[Dataset items]
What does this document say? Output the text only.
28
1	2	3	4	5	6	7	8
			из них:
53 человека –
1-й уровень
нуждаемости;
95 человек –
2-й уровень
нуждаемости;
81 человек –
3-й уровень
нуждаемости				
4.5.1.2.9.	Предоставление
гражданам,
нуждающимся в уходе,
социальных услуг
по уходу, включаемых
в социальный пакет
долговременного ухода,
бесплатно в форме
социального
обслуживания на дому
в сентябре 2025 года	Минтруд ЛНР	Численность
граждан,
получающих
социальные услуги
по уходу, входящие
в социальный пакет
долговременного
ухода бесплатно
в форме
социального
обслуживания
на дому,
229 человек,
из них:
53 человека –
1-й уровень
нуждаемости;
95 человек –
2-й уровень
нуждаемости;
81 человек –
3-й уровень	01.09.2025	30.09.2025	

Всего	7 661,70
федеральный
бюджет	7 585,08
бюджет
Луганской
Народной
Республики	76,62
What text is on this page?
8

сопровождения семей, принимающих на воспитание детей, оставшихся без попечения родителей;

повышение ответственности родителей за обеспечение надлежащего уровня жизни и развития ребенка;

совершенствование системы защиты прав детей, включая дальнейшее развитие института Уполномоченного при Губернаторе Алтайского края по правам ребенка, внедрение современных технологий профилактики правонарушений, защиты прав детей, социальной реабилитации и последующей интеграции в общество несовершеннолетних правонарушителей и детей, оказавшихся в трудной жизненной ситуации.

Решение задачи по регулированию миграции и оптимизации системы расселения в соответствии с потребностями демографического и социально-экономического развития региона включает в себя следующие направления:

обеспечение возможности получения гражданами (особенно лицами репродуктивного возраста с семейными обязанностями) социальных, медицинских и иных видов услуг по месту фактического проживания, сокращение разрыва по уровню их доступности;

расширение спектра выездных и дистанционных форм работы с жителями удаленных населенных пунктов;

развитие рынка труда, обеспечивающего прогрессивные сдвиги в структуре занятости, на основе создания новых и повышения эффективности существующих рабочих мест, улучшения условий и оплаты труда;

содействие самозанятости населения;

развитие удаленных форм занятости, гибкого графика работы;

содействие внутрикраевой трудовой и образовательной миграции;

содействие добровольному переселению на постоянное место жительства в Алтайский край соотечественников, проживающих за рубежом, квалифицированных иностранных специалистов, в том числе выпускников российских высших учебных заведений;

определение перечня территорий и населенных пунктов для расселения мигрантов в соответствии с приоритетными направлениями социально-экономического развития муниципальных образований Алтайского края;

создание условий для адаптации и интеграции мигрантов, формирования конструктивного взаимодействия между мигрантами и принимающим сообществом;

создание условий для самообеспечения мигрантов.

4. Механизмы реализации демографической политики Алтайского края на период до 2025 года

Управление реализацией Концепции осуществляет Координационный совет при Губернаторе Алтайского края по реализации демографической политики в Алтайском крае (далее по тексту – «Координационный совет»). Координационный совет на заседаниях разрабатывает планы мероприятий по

STATED TASK:
Extract the listing in its entirety, matching it exactly.

OUTPUT:
What does this document say? Output the text only.
28
1	2	3	4	5	6	7	8
			из них:
53 человека –
1-й уровень
нуждаемости;
95 человек –
2-й уровень
нуждаемости;
81 человек –
3-й уровень
нуждаемости				
4.5.1.2.9.	Предоставление
гражданам,
нуждающимся в уходе,
социальных услуг
по уходу, включаемых
в социальный пакет
долговременного ухода,
бесплатно в форме
социального
обслуживания на дому
в сентябре 2025 года	Минтруд ЛНР	Численность
граждан,
получающих
социальные услуги
по уходу, входящие
в социальный пакет
долговременного
ухода бесплатно
в форме
социального
обслуживания
на дому,
229 человек,
из них:
53 человека –
1-й уровень
нуждаемости;
95 человек –
2-й уровень
нуждаемости;
81 человек –
3-й уровень	01.09.2025	30.09.2025	

Всего	7 661,70
федеральный
бюджет	7 585,08
бюджет
Луганской
Народной
Республики	76,62
What text is on this page?
8

сопровождения семей, принимающих на воспитание детей, оставшихся без попечения родителей;

повышение ответственности родителей за обеспечение надлежащего уровня жизни и развития ребенка;

совершенствование системы защиты прав детей, включая дальнейшее развитие института Уполномоченного при Губернаторе Алтайского края по правам ребенка, внедрение современных технологий профилактики правонарушений, защиты прав детей, социальной реабилитации и последующей интеграции в общество несовершеннолетних правонарушителей и детей, оказавшихся в трудной жизненной ситуации.

Решение задачи по регулированию миграции и оптимизации системы расселения в соответствии с потребностями демографического и социально-экономического развития региона включает в себя следующие направления:

обеспечение возможности получения гражданами (особенно лицами репродуктивного возраста с семейными обязанностями) социальных, медицинских и иных видов услуг по месту фактического проживания, сокращение разрыва по уровню их доступности;

расширение спектра выездных и дистанционных форм работы с жителями удаленных населенных пунктов;

развитие рынка труда, обеспечивающего прогрессивные сдвиги в структуре занятости, на основе создания новых и повышения эффективности существующих рабочих мест, улучшения условий и оплаты труда;

содействие самозанятости населения;

развитие удаленных форм занятости, гибкого графика работы;

содействие внутрикраевой трудовой и образовательной миграции;

содействие добровольному переселению на постоянное место жительства в Алтайский край соотечественников, проживающих за рубежом, квалифицированных иностранных специалистов, в том числе выпускников российских высших учебных заведений;

определение перечня территорий и населенных пунктов для расселения мигрантов в соответствии с приоритетными направлениями социально-экономического развития муниципальных образований Алтайского края;

создание условий для адаптации и интеграции мигрантов, формирования конструктивного взаимодействия между мигрантами и принимающим сообществом;

создание условий для самообеспечения мигрантов.

4. Механизмы реализации демографической политики Алтайского края на период до 2025 года

Управление реализацией Концепции осуществляет Координационный совет при Губернаторе Алтайского края по реализации демографической политики в Алтайском крае (далее по тексту – «Координационный совет»). Координационный совет на заседаниях разрабатывает планы мероприятий по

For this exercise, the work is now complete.